• **What the task requires**
Report how many lines of the following entries include the string "Алтай"; respond with the number alone.

• **Records**
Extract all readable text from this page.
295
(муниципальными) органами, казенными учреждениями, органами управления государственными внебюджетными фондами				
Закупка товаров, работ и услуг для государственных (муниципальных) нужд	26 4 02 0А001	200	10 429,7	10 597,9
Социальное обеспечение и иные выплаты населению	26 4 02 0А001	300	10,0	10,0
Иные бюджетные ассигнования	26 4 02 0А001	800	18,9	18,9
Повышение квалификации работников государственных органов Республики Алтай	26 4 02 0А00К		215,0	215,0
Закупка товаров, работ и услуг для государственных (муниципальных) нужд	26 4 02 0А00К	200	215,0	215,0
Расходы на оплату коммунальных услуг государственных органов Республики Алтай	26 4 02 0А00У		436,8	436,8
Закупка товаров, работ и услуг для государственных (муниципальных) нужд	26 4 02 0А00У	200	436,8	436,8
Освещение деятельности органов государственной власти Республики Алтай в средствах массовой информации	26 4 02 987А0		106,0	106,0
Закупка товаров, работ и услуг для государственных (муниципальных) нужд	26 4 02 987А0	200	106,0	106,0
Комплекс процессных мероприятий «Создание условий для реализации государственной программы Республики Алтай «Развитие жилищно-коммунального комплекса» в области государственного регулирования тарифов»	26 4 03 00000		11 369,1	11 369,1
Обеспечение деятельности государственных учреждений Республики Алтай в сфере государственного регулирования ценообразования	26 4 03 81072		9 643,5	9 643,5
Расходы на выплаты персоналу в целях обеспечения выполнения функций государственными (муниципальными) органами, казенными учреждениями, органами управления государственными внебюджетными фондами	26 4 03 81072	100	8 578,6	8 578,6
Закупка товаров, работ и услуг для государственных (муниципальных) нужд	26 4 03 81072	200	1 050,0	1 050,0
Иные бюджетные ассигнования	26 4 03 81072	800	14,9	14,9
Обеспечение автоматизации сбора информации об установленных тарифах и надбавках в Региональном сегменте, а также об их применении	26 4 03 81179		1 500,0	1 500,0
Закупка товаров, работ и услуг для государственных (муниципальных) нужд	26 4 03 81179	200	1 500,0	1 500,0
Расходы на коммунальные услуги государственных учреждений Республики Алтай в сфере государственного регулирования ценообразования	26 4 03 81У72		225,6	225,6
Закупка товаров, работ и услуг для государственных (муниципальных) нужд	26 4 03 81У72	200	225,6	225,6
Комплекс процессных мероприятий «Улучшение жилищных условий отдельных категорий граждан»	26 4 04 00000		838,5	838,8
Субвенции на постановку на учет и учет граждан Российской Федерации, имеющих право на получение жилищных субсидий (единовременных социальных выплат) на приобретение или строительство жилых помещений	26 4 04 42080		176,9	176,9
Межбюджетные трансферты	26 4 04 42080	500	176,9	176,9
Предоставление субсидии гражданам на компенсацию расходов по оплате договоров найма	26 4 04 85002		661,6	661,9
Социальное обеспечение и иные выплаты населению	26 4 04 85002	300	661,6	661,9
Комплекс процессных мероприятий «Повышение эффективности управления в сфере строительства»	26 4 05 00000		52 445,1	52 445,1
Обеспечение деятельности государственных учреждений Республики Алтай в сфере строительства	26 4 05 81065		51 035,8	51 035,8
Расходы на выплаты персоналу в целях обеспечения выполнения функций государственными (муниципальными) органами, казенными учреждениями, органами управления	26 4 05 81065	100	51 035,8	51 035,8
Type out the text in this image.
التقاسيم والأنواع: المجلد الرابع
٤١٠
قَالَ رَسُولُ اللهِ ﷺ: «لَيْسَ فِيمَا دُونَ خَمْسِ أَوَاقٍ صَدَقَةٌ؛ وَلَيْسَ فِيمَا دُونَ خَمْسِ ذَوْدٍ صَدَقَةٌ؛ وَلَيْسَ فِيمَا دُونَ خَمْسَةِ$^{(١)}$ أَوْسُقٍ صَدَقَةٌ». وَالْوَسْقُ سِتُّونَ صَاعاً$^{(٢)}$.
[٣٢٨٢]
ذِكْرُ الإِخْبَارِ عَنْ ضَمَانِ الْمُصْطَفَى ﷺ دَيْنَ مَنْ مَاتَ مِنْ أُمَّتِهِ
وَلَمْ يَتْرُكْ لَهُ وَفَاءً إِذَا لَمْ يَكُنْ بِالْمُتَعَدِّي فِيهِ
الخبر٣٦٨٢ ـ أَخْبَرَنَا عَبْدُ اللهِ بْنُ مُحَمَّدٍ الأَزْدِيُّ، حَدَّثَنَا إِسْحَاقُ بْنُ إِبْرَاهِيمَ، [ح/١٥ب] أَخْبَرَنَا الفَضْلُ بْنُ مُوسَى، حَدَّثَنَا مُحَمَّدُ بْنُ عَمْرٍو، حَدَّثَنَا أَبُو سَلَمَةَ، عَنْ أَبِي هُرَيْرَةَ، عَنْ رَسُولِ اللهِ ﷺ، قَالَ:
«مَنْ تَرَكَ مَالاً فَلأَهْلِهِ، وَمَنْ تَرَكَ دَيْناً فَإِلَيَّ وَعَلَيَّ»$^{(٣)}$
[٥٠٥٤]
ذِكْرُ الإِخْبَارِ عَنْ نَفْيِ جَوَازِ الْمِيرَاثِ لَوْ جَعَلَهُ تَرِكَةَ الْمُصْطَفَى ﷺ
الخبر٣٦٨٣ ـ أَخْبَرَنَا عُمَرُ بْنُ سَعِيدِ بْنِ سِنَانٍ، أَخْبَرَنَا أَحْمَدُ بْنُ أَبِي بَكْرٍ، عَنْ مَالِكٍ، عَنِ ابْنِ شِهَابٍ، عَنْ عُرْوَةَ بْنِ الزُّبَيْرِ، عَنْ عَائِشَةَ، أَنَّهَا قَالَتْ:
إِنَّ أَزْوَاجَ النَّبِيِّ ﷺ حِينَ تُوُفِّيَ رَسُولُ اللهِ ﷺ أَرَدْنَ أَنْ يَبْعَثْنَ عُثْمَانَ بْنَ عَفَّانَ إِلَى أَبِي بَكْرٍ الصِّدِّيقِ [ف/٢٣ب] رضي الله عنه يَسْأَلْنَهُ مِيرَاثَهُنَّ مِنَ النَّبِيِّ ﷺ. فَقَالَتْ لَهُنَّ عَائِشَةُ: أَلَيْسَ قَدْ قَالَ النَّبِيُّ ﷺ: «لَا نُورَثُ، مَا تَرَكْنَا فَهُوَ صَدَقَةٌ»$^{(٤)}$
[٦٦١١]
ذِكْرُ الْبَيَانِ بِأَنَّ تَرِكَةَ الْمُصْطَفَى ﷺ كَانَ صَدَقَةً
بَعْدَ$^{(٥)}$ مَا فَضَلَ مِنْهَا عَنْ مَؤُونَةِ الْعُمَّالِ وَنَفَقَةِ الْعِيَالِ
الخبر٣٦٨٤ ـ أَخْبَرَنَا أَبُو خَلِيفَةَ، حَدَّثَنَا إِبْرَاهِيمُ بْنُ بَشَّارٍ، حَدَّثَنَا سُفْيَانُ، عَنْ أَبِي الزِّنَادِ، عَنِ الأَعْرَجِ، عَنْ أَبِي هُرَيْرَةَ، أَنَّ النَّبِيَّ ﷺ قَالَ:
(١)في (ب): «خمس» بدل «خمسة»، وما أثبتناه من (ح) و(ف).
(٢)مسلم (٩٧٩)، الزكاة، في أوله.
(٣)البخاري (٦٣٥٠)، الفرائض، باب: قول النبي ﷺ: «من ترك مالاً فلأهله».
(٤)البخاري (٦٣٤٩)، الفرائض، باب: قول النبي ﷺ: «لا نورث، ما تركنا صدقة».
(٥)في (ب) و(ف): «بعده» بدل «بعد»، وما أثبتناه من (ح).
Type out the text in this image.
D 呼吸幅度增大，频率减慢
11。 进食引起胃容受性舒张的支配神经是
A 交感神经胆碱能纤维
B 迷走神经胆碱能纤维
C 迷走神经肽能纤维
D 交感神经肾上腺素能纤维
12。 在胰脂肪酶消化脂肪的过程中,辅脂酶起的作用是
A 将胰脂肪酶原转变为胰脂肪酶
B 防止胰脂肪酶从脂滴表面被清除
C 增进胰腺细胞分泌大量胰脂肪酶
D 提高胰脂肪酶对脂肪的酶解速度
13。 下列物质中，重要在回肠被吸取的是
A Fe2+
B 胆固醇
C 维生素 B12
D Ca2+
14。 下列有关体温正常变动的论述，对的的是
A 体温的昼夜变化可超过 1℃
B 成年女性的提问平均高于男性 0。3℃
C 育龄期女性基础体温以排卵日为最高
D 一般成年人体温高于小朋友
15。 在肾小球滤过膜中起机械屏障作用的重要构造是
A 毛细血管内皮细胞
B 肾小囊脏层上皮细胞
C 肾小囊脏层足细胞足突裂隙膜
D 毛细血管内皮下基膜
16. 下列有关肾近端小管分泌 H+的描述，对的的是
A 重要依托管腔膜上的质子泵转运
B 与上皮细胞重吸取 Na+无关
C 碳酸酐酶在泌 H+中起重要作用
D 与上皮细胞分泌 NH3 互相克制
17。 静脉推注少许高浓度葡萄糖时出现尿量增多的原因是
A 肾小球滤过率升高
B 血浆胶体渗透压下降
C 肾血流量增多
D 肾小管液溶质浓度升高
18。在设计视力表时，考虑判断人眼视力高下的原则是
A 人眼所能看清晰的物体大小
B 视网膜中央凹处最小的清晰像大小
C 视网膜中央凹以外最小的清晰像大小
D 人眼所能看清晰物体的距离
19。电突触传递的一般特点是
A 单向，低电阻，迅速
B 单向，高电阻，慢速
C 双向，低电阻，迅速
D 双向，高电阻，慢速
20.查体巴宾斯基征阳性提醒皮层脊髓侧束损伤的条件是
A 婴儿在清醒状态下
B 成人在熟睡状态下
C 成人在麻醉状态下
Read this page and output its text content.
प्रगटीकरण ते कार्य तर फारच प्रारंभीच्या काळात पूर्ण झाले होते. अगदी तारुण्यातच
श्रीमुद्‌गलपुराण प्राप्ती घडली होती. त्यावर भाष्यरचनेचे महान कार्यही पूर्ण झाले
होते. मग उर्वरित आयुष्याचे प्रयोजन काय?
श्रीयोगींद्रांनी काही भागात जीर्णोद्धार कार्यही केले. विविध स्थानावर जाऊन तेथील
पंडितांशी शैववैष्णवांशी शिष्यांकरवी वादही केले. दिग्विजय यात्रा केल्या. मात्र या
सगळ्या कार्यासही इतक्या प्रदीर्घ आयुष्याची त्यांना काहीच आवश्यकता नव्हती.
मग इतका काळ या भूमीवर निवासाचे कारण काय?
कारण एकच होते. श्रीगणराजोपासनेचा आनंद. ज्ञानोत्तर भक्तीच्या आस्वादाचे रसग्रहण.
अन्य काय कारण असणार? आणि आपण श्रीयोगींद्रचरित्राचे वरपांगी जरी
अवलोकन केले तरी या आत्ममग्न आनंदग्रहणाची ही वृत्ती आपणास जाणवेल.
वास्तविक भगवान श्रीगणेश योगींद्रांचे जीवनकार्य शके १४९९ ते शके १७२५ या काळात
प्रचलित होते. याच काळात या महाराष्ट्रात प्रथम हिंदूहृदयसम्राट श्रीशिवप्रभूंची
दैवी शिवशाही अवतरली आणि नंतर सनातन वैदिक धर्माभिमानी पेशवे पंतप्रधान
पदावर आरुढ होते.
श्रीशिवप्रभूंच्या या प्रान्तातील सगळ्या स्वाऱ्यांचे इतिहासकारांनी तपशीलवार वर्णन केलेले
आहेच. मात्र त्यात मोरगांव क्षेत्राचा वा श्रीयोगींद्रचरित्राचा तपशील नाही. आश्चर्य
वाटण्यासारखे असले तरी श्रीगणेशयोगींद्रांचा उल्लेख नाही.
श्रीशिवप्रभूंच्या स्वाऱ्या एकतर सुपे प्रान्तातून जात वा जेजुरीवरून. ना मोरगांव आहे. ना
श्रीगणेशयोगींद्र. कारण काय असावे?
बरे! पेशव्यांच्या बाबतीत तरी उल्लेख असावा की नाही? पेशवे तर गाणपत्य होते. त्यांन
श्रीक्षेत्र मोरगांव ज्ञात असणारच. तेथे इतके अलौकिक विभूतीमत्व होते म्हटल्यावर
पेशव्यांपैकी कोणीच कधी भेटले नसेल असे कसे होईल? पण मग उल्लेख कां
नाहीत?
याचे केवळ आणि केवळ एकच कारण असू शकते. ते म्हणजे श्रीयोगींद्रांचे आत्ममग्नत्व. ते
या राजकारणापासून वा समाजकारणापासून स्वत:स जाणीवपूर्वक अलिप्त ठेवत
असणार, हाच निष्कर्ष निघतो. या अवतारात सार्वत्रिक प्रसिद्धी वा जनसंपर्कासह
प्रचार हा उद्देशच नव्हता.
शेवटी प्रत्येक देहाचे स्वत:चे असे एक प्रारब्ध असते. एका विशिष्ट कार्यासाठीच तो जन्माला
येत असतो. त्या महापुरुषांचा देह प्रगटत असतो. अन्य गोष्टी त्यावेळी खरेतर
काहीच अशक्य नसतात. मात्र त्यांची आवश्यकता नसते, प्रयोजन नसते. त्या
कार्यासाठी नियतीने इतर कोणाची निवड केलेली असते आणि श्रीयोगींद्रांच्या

• **Solved exercise**
7